(Saved entries)

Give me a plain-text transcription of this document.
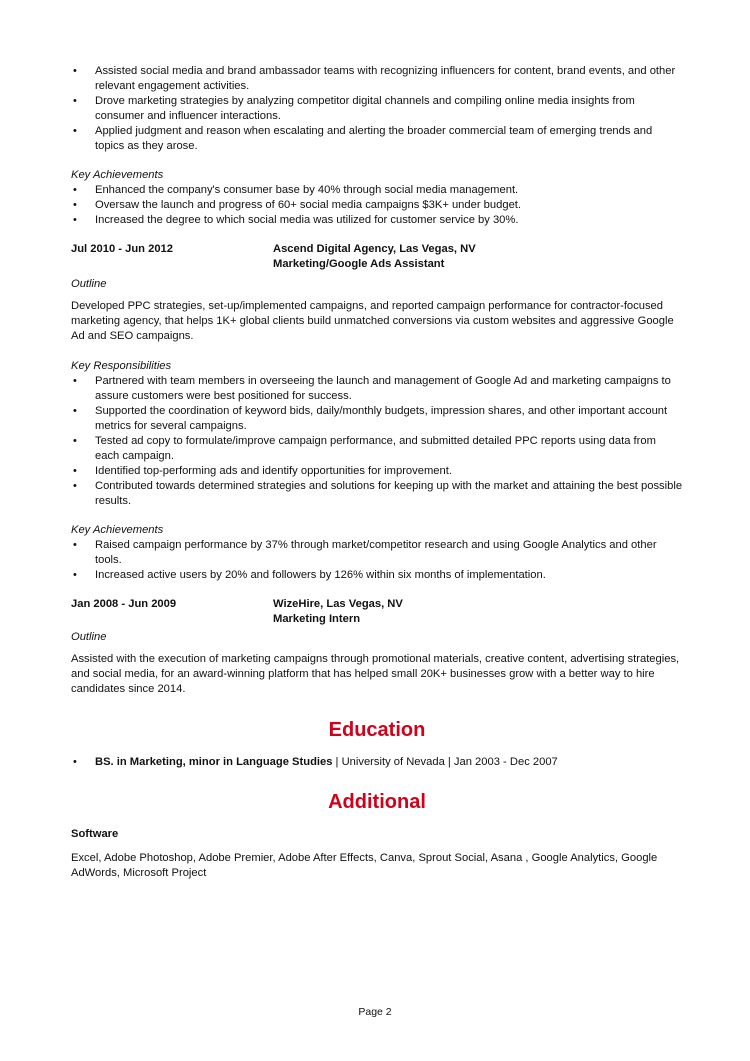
• Assisted social media and brand ambassador teams with recognizing influencers for content, brand events, and other relevant engagement activities.
• Drove marketing strategies by analyzing competitor digital channels and compiling online media insights from consumer and influencer interactions.
• Applied judgment and reason when escalating and alerting the broader commercial team of emerging trends and topics as they arose.
Key Achievements
• Enhanced the company's consumer base by 40% through social media management.
• Oversaw the launch and progress of 60+ social media campaigns $3K+ under budget.
• Increased the degree to which social media was utilized for customer service by 30%.
Jul 2010 - Jun 2012	Ascend Digital Agency, Las Vegas, NV
Marketing/Google Ads Assistant
Outline

Developed PPC strategies, set-up/implemented campaigns, and reported campaign performance for contractor-focused marketing agency, that helps 1K+ global clients build unmatched conversions via custom websites and aggressive Google Ad and SEO campaigns.

Key Responsibilities
• Partnered with team members in overseeing the launch and management of Google Ad and marketing campaigns to assure customers were best positioned for success.
• Supported the coordination of keyword bids, daily/monthly budgets, impression shares, and other important account metrics for several campaigns.
• Tested ad copy to formulate/improve campaign performance, and submitted detailed PPC reports using data from each campaign.
• Identified top-performing ads and identify opportunities for improvement.
• Contributed towards determined strategies and solutions for keeping up with the market and attaining the best possible results.
Key Achievements
• Raised campaign performance by 37% through market/competitor research and using Google Analytics and other tools.
• Increased active users by 20% and followers by 126% within six months of implementation.
Jan 2008 - Jun 2009	WizeHire, Las Vegas, NV
Marketing Intern
Outline

Assisted with the execution of marketing campaigns through promotional materials, creative content, advertising strategies, and social media, for an award-winning platform that has helped small 20K+ businesses grow with a better way to hire candidates since 2014.

Education
• BS. in Marketing, minor in Language Studies | University of Nevada | Jan 2003 - Dec 2007
Additional
Software

Excel, Adobe Photoshop, Adobe Premier, Adobe After Effects, Canva, Sprout Social, Asana , Google Analytics, Google AdWords, Microsoft Project

Page 2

GIVEN PROBLEM.
Each entry should be repeated exactly as it appears; the pictures stay out.

FULL OUTPUT.
Give me a plain-text transcription of this document.
• Assisted social media and brand ambassador teams with recognizing influencers for content, brand events, and other relevant engagement activities.
• Drove marketing strategies by analyzing competitor digital channels and compiling online media insights from consumer and influencer interactions.
• Applied judgment and reason when escalating and alerting the broader commercial team of emerging trends and topics as they arose.
Key Achievements
• Enhanced the company's consumer base by 40% through social media management.
• Oversaw the launch and progress of 60+ social media campaigns $3K+ under budget.
• Increased the degree to which social media was utilized for customer service by 30%.
Jul 2010 - Jun 2012	Ascend Digital Agency, Las Vegas, NV
Marketing/Google Ads Assistant
Outline

Developed PPC strategies, set-up/implemented campaigns, and reported campaign performance for contractor-focused marketing agency, that helps 1K+ global clients build unmatched conversions via custom websites and aggressive Google Ad and SEO campaigns.

Key Responsibilities
• Partnered with team members in overseeing the launch and management of Google Ad and marketing campaigns to assure customers were best positioned for success.
• Supported the coordination of keyword bids, daily/monthly budgets, impression shares, and other important account metrics for several campaigns.
• Tested ad copy to formulate/improve campaign performance, and submitted detailed PPC reports using data from each campaign.
• Identified top-performing ads and identify opportunities for improvement.
• Contributed towards determined strategies and solutions for keeping up with the market and attaining the best possible results.
Key Achievements
• Raised campaign performance by 37% through market/competitor research and using Google Analytics and other tools.
• Increased active users by 20% and followers by 126% within six months of implementation.
Jan 2008 - Jun 2009	WizeHire, Las Vegas, NV
Marketing Intern
Outline

Assisted with the execution of marketing campaigns through promotional materials, creative content, advertising strategies, and social media, for an award-winning platform that has helped small 20K+ businesses grow with a better way to hire candidates since 2014.

Education
• BS. in Marketing, minor in Language Studies | University of Nevada | Jan 2003 - Dec 2007
Additional
Software

Excel, Adobe Photoshop, Adobe Premier, Adobe After Effects, Canva, Sprout Social, Asana , Google Analytics, Google AdWords, Microsoft Project

Page 2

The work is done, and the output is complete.